## Written request
Search the data below for "fosse"; list each line that holds it.

## Records for this exercise
────────────────
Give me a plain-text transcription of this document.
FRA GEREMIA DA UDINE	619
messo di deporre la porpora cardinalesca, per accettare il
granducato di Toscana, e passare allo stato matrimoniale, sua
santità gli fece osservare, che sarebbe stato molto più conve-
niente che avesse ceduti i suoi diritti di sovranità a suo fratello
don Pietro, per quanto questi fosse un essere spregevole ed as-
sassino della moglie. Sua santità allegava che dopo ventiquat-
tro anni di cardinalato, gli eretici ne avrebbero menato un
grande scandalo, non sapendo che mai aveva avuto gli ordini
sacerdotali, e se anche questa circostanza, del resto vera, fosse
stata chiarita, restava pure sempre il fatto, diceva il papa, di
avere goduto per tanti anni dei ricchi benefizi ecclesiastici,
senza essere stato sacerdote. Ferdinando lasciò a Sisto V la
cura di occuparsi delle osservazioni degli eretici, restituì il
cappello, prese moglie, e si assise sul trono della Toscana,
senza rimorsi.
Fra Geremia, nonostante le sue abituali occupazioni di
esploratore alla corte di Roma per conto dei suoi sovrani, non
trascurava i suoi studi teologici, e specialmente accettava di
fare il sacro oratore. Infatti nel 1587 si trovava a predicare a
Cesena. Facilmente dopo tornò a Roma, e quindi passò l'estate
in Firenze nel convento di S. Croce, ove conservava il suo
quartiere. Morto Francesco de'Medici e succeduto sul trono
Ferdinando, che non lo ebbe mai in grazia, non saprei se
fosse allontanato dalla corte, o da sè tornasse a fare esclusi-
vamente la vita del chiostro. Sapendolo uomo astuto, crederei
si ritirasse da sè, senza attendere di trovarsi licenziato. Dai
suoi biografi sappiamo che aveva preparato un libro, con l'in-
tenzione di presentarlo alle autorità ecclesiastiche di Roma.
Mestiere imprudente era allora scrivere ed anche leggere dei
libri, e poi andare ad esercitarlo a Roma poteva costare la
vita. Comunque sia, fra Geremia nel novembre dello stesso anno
────────────────
## Exercise output
don Pietro, per quanto questi fosse un essere spregevole ed as-
sacerdotali, e se anche questa circostanza, del resto vera, fosse
fosse allontanato dalla corte, o da sè tornasse a fare esclusi-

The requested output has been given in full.